### Task to complete:
Collect every line below that contains the word "mamá".

##############################

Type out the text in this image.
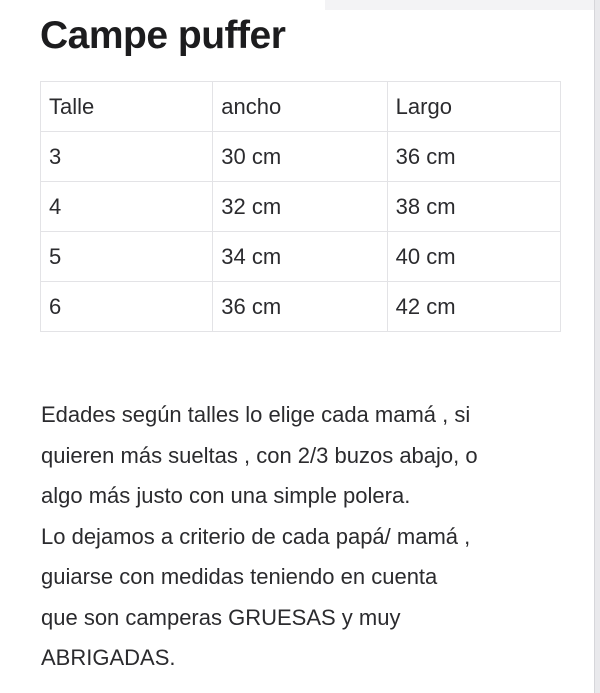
Campe puffer
Talle	ancho	Largo
3	30 cm	36 cm
4	32 cm	38 cm
5	34 cm	40 cm
6	36 cm	42 cm

Edades según talles lo elige cada mamá , si

quieren más sueltas , con 2/3 buzos abajo, o

algo más justo con una simple polera.

Lo dejamos a criterio de cada papá/ mamá ,

guiarse con medidas teniendo en cuenta

que son camperas GRUESAS y muy

ABRIGADAS.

##############################

### Problem solution:
Edades según talles lo elige cada mamá , si
Lo dejamos a criterio de cada papá/ mamá ,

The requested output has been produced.